*GOAL*. Output every entry exactly as written, but omit the pictures.
____________
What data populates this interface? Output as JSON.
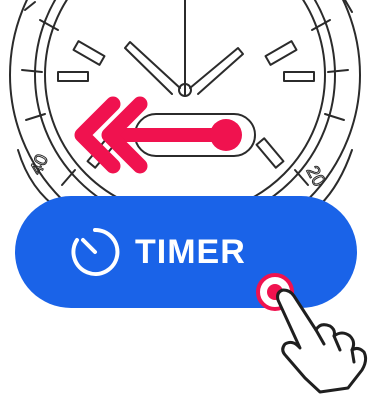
{
  "bezel_numerals": [
    "40",
    "20"
  ],
  "timer_button": {
    "label": "TIMER",
    "accent_color": "#1a63e8",
    "icon": "stopwatch-icon"
  },
  "swipe_arrow": {
    "direction": "left",
    "color": "#f0124f"
  },
  "touch": {
    "icon": "pointing-hand-icon",
    "indicator_color": "#f0124f"
  }
}
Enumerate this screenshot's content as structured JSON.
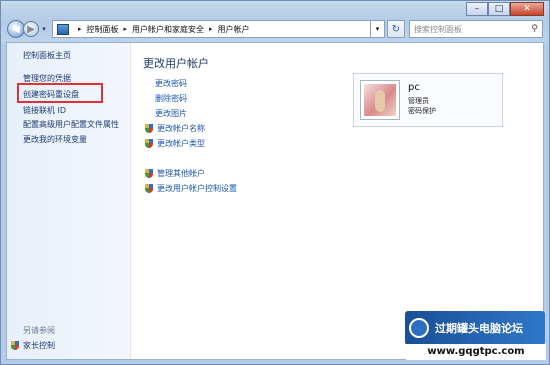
____________
*ANSWER TO THE TASK*.
What data populates this interface? Output as JSON.
{
  "bezel_numerals": [
    "40",
    "20"
  ],
  "timer_button": {
    "label": "TIMER",
    "accent_color": "#1a63e8",
    "icon": "stopwatch-icon"
  },
  "swipe_arrow": {
    "direction": "left",
    "color": "#f0124f"
  },
  "touch": {
    "icon": "pointing-hand-icon",
    "indicator_color": "#f0124f"
  }
}
Enumerate this screenshot's content as structured JSON.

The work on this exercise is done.